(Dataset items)
--- --- ---

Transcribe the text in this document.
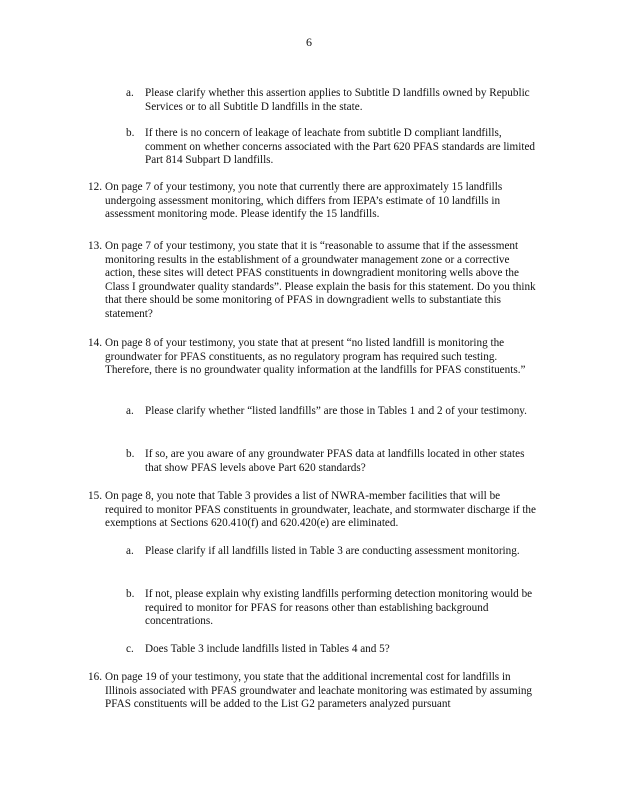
6
a. Please clarify whether this assertion applies to Subtitle D landfills owned by Republic Services or to all Subtitle D landfills in the state.
b. If there is no concern of leakage of leachate from subtitle D compliant landfills, comment on whether concerns associated with the Part 620 PFAS standards are limited Part 814 Subpart D landfills.
12. On page 7 of your testimony, you note that currently there are approximately 15 landfills undergoing assessment monitoring, which differs from IEPA’s estimate of 10 landfills in assessment monitoring mode. Please identify the 15 landfills.
13. On page 7 of your testimony, you state that it is “reasonable to assume that if the assessment monitoring results in the establishment of a groundwater management zone or a corrective action, these sites will detect PFAS constituents in downgradient monitoring wells above the Class I groundwater quality standards”. Please explain the basis for this statement. Do you think that there should be some monitoring of PFAS in downgradient wells to substantiate this statement?
14. On page 8 of your testimony, you state that at present “no listed landfill is monitoring the groundwater for PFAS constituents, as no regulatory program has required such testing. Therefore, there is no groundwater quality information at the landfills for PFAS constituents.”
a. Please clarify whether “listed landfills” are those in Tables 1 and 2 of your testimony.
b. If so, are you aware of any groundwater PFAS data at landfills located in other states that show PFAS levels above Part 620 standards?
15. On page 8, you note that Table 3 provides a list of NWRA-member facilities that will be required to monitor PFAS constituents in groundwater, leachate, and stormwater discharge if the exemptions at Sections 620.410(f) and 620.420(e) are eliminated.
a. Please clarify if all landfills listed in Table 3 are conducting assessment monitoring.
b. If not, please explain why existing landfills performing detection monitoring would be required to monitor for PFAS for reasons other than establishing background concentrations.
c. Does Table 3 include landfills listed in Tables 4 and 5?
16. On page 19 of your testimony, you state that the additional incremental cost for landfills in Illinois associated with PFAS groundwater and leachate monitoring was estimated by assuming PFAS constituents will be added to the List G2 parameters analyzed pursuant
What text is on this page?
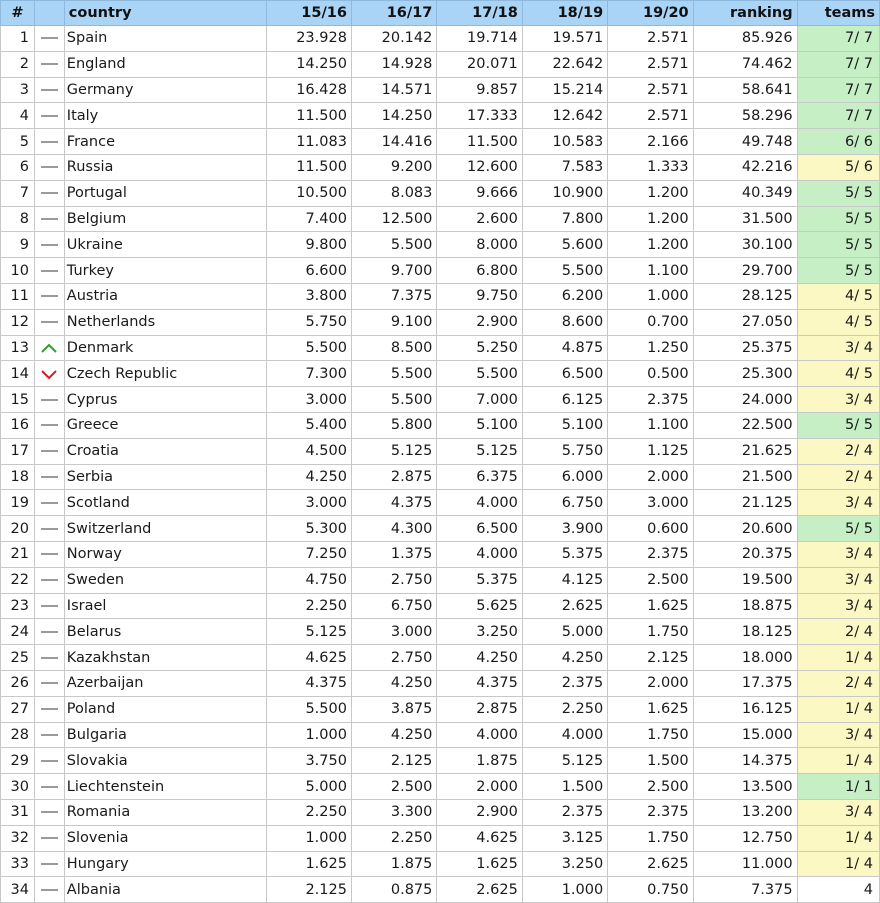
#		country	15/16	16/17	17/18	18/19	19/20	ranking	teams
1		Spain	23.928	20.142	19.714	19.571	2.571	85.926	7/ 7
2		England	14.250	14.928	20.071	22.642	2.571	74.462	7/ 7
3		Germany	16.428	14.571	9.857	15.214	2.571	58.641	7/ 7
4		Italy	11.500	14.250	17.333	12.642	2.571	58.296	7/ 7
5		France	11.083	14.416	11.500	10.583	2.166	49.748	6/ 6
6		Russia	11.500	9.200	12.600	7.583	1.333	42.216	5/ 6
7		Portugal	10.500	8.083	9.666	10.900	1.200	40.349	5/ 5
8		Belgium	7.400	12.500	2.600	7.800	1.200	31.500	5/ 5
9		Ukraine	9.800	5.500	8.000	5.600	1.200	30.100	5/ 5
10		Turkey	6.600	9.700	6.800	5.500	1.100	29.700	5/ 5
11		Austria	3.800	7.375	9.750	6.200	1.000	28.125	4/ 5
12		Netherlands	5.750	9.100	2.900	8.600	0.700	27.050	4/ 5
13		Denmark	5.500	8.500	5.250	4.875	1.250	25.375	3/ 4
14		Czech Republic	7.300	5.500	5.500	6.500	0.500	25.300	4/ 5
15		Cyprus	3.000	5.500	7.000	6.125	2.375	24.000	3/ 4
16		Greece	5.400	5.800	5.100	5.100	1.100	22.500	5/ 5
17		Croatia	4.500	5.125	5.125	5.750	1.125	21.625	2/ 4
18		Serbia	4.250	2.875	6.375	6.000	2.000	21.500	2/ 4
19		Scotland	3.000	4.375	4.000	6.750	3.000	21.125	3/ 4
20		Switzerland	5.300	4.300	6.500	3.900	0.600	20.600	5/ 5
21		Norway	7.250	1.375	4.000	5.375	2.375	20.375	3/ 4
22		Sweden	4.750	2.750	5.375	4.125	2.500	19.500	3/ 4
23		Israel	2.250	6.750	5.625	2.625	1.625	18.875	3/ 4
24		Belarus	5.125	3.000	3.250	5.000	1.750	18.125	2/ 4
25		Kazakhstan	4.625	2.750	4.250	4.250	2.125	18.000	1/ 4
26		Azerbaijan	4.375	4.250	4.375	2.375	2.000	17.375	2/ 4
27		Poland	5.500	3.875	2.875	2.250	1.625	16.125	1/ 4
28		Bulgaria	1.000	4.250	4.000	4.000	1.750	15.000	3/ 4
29		Slovakia	3.750	2.125	1.875	5.125	1.500	14.375	1/ 4
30		Liechtenstein	5.000	2.500	2.000	1.500	2.500	13.500	1/ 1
31		Romania	2.250	3.300	2.900	2.375	2.375	13.200	3/ 4
32		Slovenia	1.000	2.250	4.625	3.125	1.750	12.750	1/ 4
33		Hungary	1.625	1.875	1.625	3.250	2.625	11.000	1/ 4
34		Albania	2.125	0.875	2.625	1.000	0.750	7.375	4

--- --- ---

_EXERCISE TASK_. Gather up the lines that contain the word "from".

_RESULT OF THE TASK_.
b. If there is no concern of leakage of leachate from subtitle D compliant landfills, comment on whether concerns associated with the Part 620 PFAS standards are limited Part 814 Subpart D landfills.
12. On page 7 of your testimony, you note that currently there are approximately 15 landfills undergoing assessment monitoring, which differs from IEPA’s estimate of 10 landfills in assessment monitoring mode. Please identify the 15 landfills.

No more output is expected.